Every line below should be copied exactly; drop the pictures.

**Data rows**
<<<<

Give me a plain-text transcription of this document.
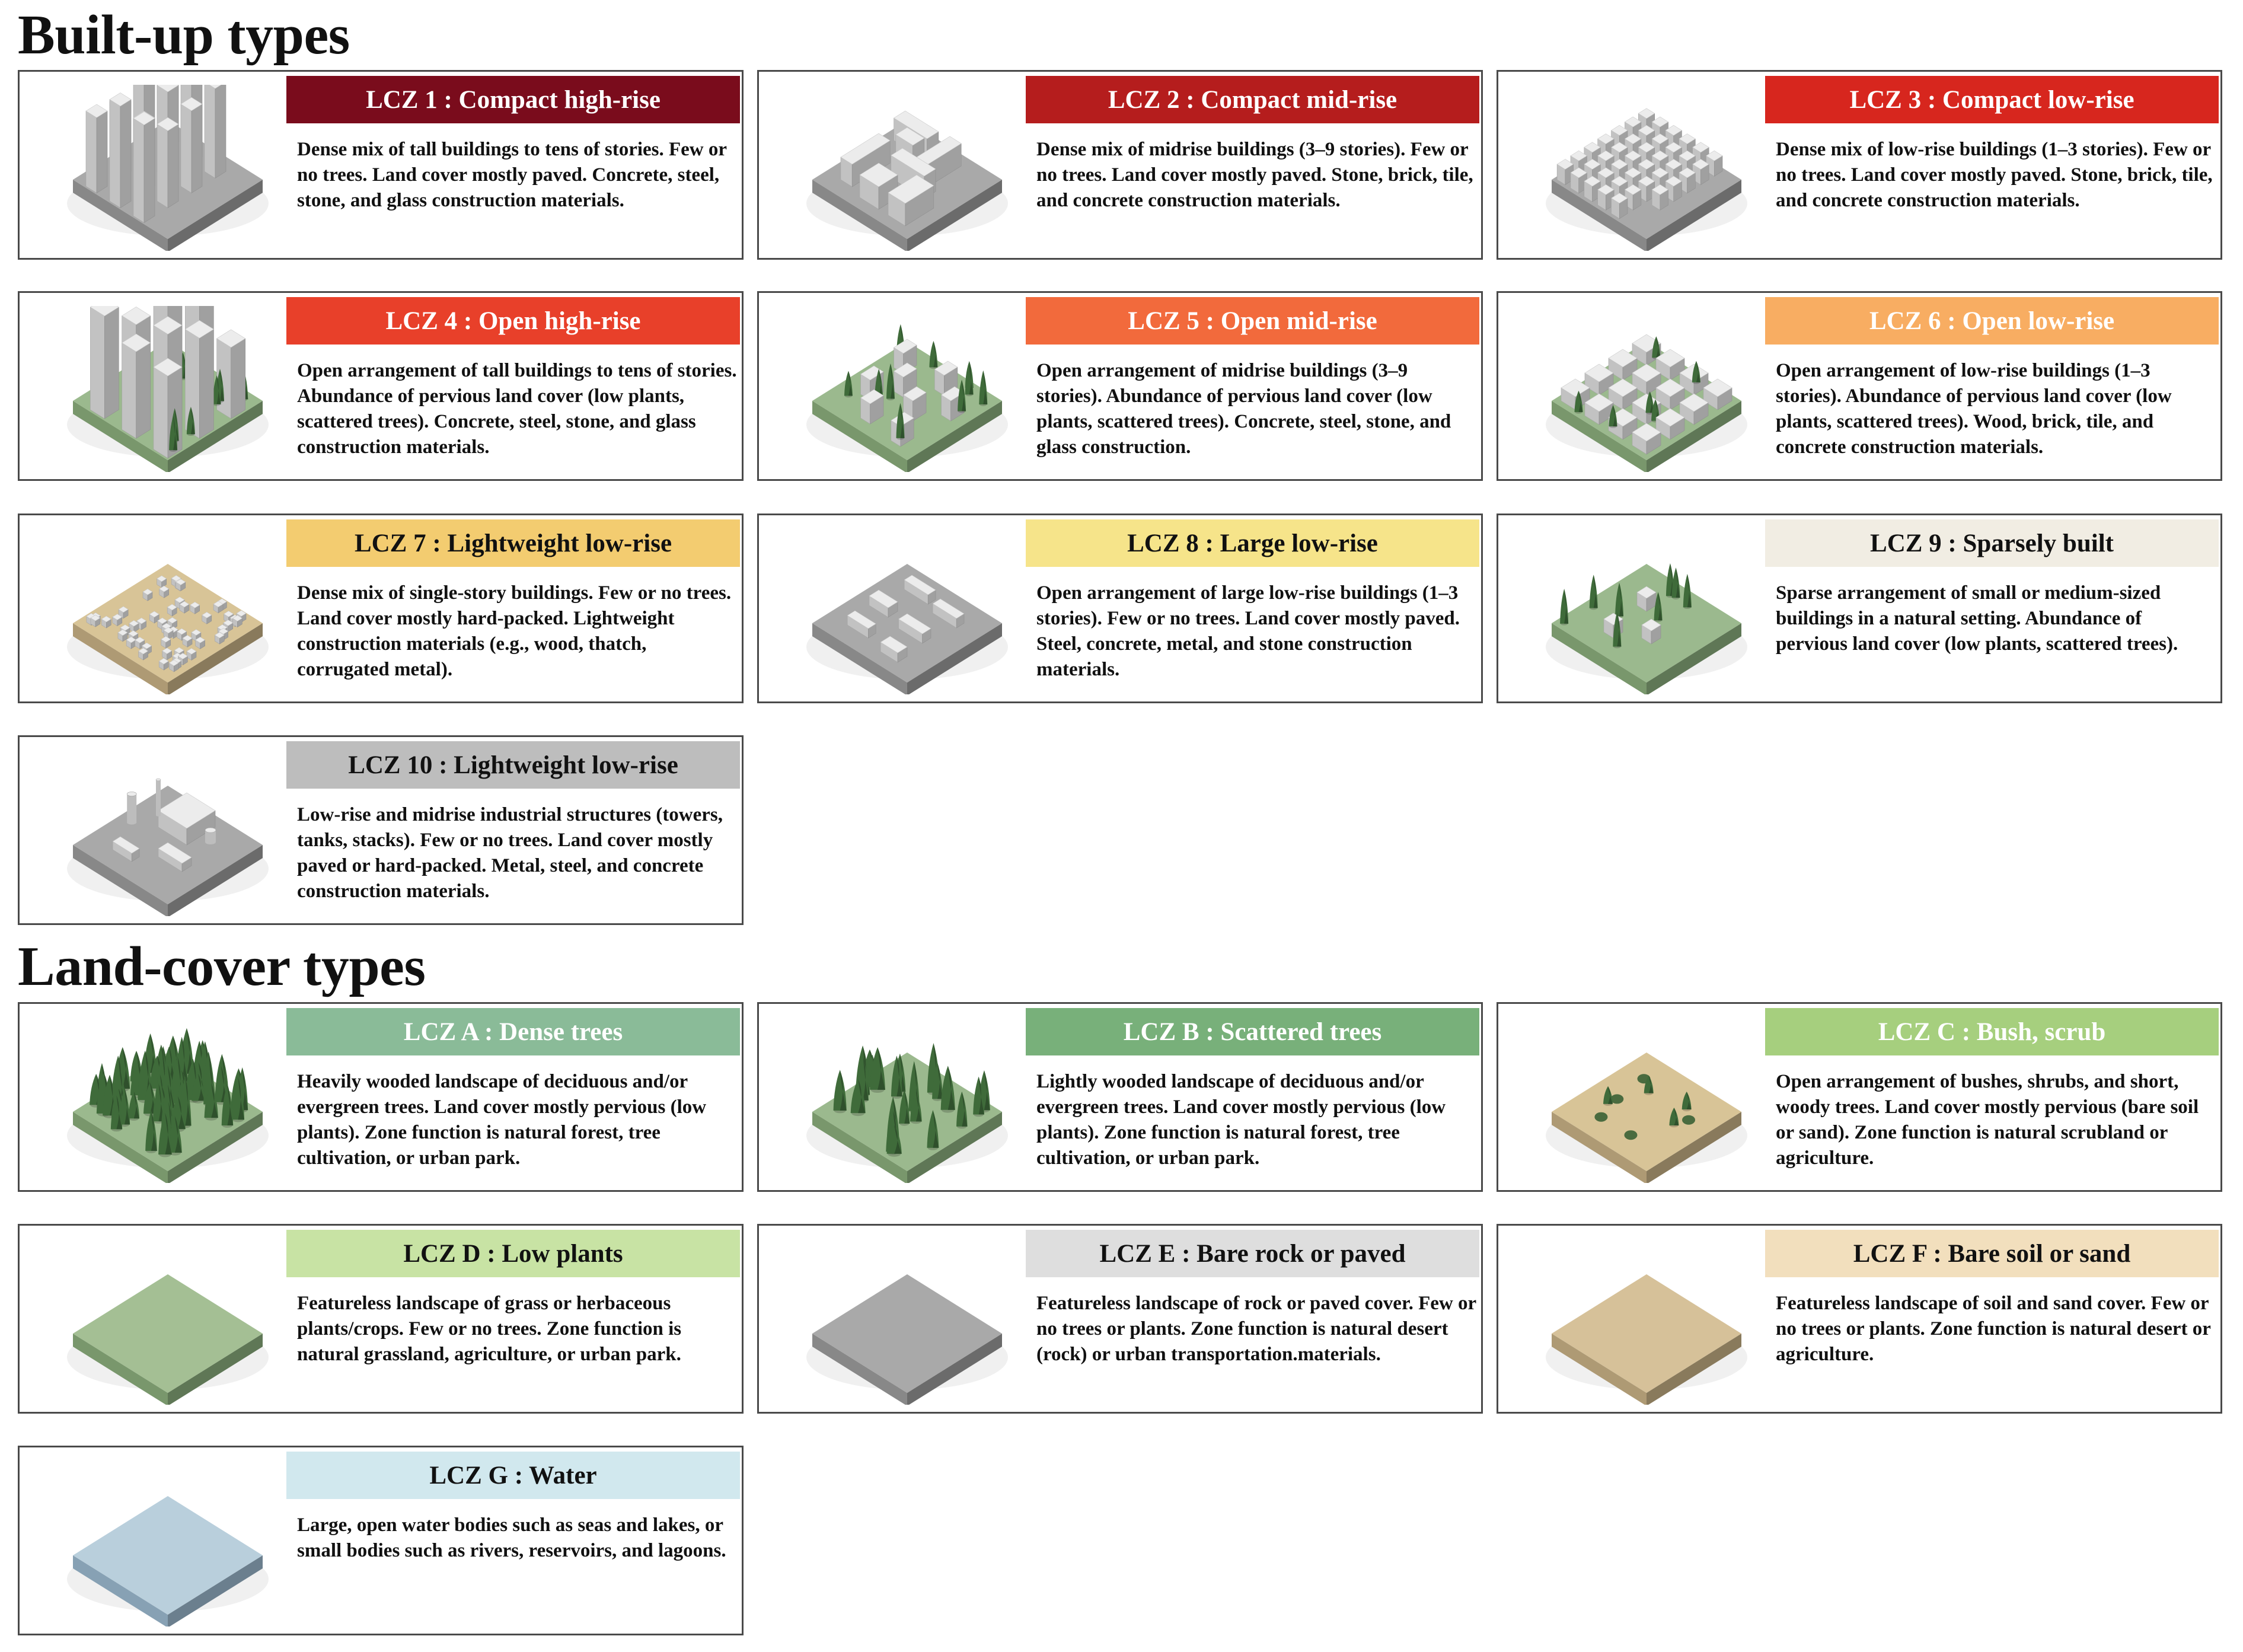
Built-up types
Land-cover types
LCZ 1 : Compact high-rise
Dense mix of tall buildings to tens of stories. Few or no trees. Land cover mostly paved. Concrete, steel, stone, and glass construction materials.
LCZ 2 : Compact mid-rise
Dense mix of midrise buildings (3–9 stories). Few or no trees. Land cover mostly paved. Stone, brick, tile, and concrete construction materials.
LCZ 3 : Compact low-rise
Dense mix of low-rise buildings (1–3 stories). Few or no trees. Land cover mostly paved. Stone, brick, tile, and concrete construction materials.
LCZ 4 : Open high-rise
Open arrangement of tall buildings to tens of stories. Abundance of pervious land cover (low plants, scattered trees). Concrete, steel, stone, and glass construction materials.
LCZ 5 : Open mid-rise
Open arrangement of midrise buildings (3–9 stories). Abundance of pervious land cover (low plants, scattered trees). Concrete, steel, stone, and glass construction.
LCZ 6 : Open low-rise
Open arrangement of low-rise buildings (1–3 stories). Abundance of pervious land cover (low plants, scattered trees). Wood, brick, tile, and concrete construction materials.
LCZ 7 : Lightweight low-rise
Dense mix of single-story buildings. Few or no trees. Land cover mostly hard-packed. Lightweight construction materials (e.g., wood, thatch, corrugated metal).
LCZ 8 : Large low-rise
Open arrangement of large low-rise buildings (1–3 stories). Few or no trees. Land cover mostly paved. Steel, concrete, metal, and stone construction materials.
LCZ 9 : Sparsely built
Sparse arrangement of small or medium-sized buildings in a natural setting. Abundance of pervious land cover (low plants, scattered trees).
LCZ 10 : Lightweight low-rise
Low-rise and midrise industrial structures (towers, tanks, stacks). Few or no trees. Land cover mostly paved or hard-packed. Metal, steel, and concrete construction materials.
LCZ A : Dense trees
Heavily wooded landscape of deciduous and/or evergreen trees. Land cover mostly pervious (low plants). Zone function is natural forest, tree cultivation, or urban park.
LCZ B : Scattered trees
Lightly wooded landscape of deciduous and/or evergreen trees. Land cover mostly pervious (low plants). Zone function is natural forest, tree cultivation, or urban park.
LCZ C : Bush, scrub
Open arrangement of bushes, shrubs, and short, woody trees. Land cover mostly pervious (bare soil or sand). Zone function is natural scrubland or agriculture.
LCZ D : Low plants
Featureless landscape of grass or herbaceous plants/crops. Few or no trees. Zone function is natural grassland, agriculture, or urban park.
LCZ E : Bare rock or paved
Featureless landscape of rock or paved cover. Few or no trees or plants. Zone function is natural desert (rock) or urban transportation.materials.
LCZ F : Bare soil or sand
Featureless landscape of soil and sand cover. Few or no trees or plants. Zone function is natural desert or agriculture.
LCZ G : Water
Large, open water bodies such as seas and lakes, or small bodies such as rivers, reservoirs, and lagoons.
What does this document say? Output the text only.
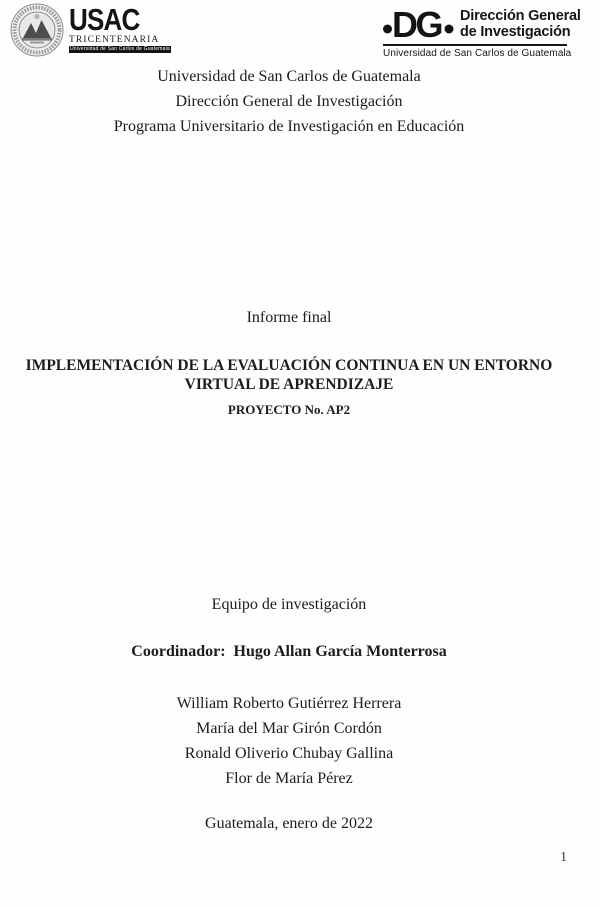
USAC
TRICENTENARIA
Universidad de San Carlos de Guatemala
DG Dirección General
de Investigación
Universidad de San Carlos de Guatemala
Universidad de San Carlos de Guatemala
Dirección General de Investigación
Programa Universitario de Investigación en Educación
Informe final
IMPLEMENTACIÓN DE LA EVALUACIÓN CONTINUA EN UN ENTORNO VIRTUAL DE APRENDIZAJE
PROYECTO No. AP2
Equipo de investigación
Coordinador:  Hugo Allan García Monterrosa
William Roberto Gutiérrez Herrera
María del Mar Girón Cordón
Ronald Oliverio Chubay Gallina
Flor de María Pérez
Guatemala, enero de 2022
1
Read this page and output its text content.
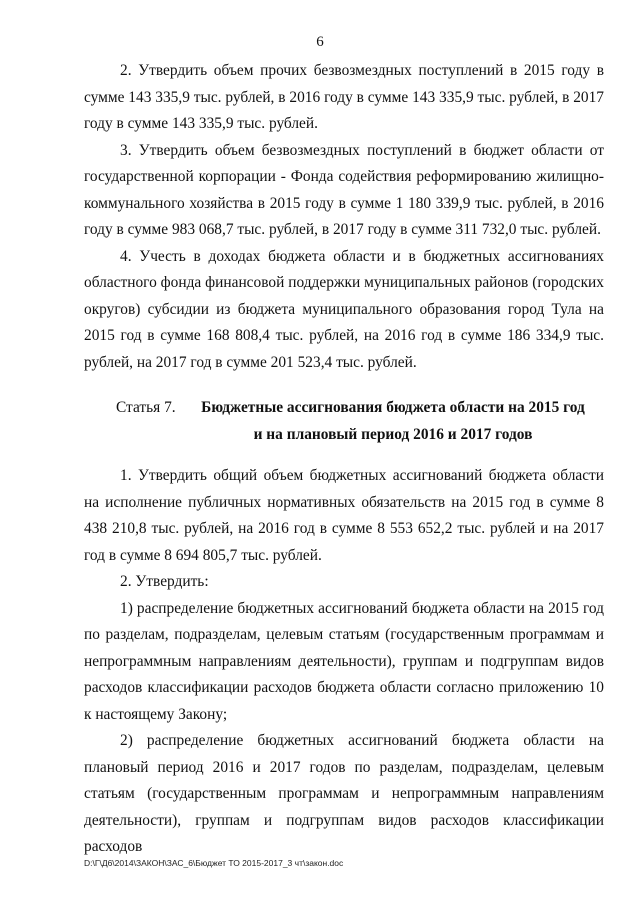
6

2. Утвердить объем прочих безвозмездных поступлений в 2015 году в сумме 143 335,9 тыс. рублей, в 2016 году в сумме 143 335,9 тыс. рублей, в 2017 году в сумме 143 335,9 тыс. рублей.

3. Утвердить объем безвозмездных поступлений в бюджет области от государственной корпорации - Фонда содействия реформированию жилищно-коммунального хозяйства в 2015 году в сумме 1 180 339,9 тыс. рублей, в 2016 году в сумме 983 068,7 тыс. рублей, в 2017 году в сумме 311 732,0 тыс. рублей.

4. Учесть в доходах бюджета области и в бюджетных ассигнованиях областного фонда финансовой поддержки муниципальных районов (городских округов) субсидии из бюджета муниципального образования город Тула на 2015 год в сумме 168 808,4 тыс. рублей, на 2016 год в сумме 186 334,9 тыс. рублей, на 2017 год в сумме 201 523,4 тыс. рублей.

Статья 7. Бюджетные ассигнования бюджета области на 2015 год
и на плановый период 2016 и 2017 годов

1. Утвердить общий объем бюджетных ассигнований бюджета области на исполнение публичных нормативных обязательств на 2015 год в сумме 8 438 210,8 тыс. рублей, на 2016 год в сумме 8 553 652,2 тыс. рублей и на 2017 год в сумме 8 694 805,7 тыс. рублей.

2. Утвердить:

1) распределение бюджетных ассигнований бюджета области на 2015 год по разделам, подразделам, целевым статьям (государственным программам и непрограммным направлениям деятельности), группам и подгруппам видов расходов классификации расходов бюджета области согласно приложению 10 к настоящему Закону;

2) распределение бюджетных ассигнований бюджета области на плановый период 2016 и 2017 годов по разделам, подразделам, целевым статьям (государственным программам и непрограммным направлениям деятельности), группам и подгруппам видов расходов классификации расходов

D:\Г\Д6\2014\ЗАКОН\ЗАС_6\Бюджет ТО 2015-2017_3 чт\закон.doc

>>>>

**Solution to this task**
Give me a plain-text transcription of this document.
Built-up types
Land-cover types
LCZ 1 : Compact high-rise
Dense mix of tall buildings to tens of stories. Few or no trees. Land cover mostly paved. Concrete, steel, stone, and glass construction materials.
LCZ 2 : Compact mid-rise
Dense mix of midrise buildings (3–9 stories). Few or no trees. Land cover mostly paved. Stone, brick, tile, and concrete construction materials.
LCZ 3 : Compact low-rise
Dense mix of low-rise buildings (1–3 stories). Few or no trees. Land cover mostly paved. Stone, brick, tile, and concrete construction materials.
LCZ 4 : Open high-rise
Open arrangement of tall buildings to tens of stories. Abundance of pervious land cover (low plants, scattered trees). Concrete, steel, stone, and glass construction materials.
LCZ 5 : Open mid-rise
Open arrangement of midrise buildings (3–9 stories). Abundance of pervious land cover (low plants, scattered trees). Concrete, steel, stone, and glass construction.
LCZ 6 : Open low-rise
Open arrangement of low-rise buildings (1–3 stories). Abundance of pervious land cover (low plants, scattered trees). Wood, brick, tile, and concrete construction materials.
LCZ 7 : Lightweight low-rise
Dense mix of single-story buildings. Few or no trees. Land cover mostly hard-packed. Lightweight construction materials (e.g., wood, thatch, corrugated metal).
LCZ 8 : Large low-rise
Open arrangement of large low-rise buildings (1–3 stories). Few or no trees. Land cover mostly paved. Steel, concrete, metal, and stone construction materials.
LCZ 9 : Sparsely built
Sparse arrangement of small or medium-sized buildings in a natural setting. Abundance of pervious land cover (low plants, scattered trees).
LCZ 10 : Lightweight low-rise
Low-rise and midrise industrial structures (towers, tanks, stacks). Few or no trees. Land cover mostly paved or hard-packed. Metal, steel, and concrete construction materials.
LCZ A : Dense trees
Heavily wooded landscape of deciduous and/or evergreen trees. Land cover mostly pervious (low plants). Zone function is natural forest, tree cultivation, or urban park.
LCZ B : Scattered trees
Lightly wooded landscape of deciduous and/or evergreen trees. Land cover mostly pervious (low plants). Zone function is natural forest, tree cultivation, or urban park.
LCZ C : Bush, scrub
Open arrangement of bushes, shrubs, and short, woody trees. Land cover mostly pervious (bare soil or sand). Zone function is natural scrubland or agriculture.
LCZ D : Low plants
Featureless landscape of grass or herbaceous plants/crops. Few or no trees. Zone function is natural grassland, agriculture, or urban park.
LCZ E : Bare rock or paved
Featureless landscape of rock or paved cover. Few or no trees or plants. Zone function is natural desert (rock) or urban transportation.materials.
LCZ F : Bare soil or sand
Featureless landscape of soil and sand cover. Few or no trees or plants. Zone function is natural desert or agriculture.
LCZ G : Water
Large, open water bodies such as seas and lakes, or small bodies such as rivers, reservoirs, and lagoons.
What does this document say? Output the text only.
USAC
TRICENTENARIA
Universidad de San Carlos de Guatemala
DG Dirección General
de Investigación
Universidad de San Carlos de Guatemala
Universidad de San Carlos de Guatemala
Dirección General de Investigación
Programa Universitario de Investigación en Educación
Informe final
IMPLEMENTACIÓN DE LA EVALUACIÓN CONTINUA EN UN ENTORNO VIRTUAL DE APRENDIZAJE
PROYECTO No. AP2
Equipo de investigación
Coordinador:  Hugo Allan García Monterrosa
William Roberto Gutiérrez Herrera
María del Mar Girón Cordón
Ronald Oliverio Chubay Gallina
Flor de María Pérez
Guatemala, enero de 2022
1
Read this page and output its text content.
6

2. Утвердить объем прочих безвозмездных поступлений в 2015 году в сумме 143 335,9 тыс. рублей, в 2016 году в сумме 143 335,9 тыс. рублей, в 2017 году в сумме 143 335,9 тыс. рублей.

3. Утвердить объем безвозмездных поступлений в бюджет области от государственной корпорации - Фонда содействия реформированию жилищно-коммунального хозяйства в 2015 году в сумме 1 180 339,9 тыс. рублей, в 2016 году в сумме 983 068,7 тыс. рублей, в 2017 году в сумме 311 732,0 тыс. рублей.

4. Учесть в доходах бюджета области и в бюджетных ассигнованиях областного фонда финансовой поддержки муниципальных районов (городских округов) субсидии из бюджета муниципального образования город Тула на 2015 год в сумме 168 808,4 тыс. рублей, на 2016 год в сумме 186 334,9 тыс. рублей, на 2017 год в сумме 201 523,4 тыс. рублей.

Статья 7. Бюджетные ассигнования бюджета области на 2015 год
и на плановый период 2016 и 2017 годов

1. Утвердить общий объем бюджетных ассигнований бюджета области на исполнение публичных нормативных обязательств на 2015 год в сумме 8 438 210,8 тыс. рублей, на 2016 год в сумме 8 553 652,2 тыс. рублей и на 2017 год в сумме 8 694 805,7 тыс. рублей.

2. Утвердить:

1) распределение бюджетных ассигнований бюджета области на 2015 год по разделам, подразделам, целевым статьям (государственным программам и непрограммным направлениям деятельности), группам и подгруппам видов расходов классификации расходов бюджета области согласно приложению 10 к настоящему Закону;

2) распределение бюджетных ассигнований бюджета области на плановый период 2016 и 2017 годов по разделам, подразделам, целевым статьям (государственным программам и непрограммным направлениям деятельности), группам и подгруппам видов расходов классификации расходов

D:\Г\Д6\2014\ЗАКОН\ЗАС_6\Бюджет ТО 2015-2017_3 чт\закон.doc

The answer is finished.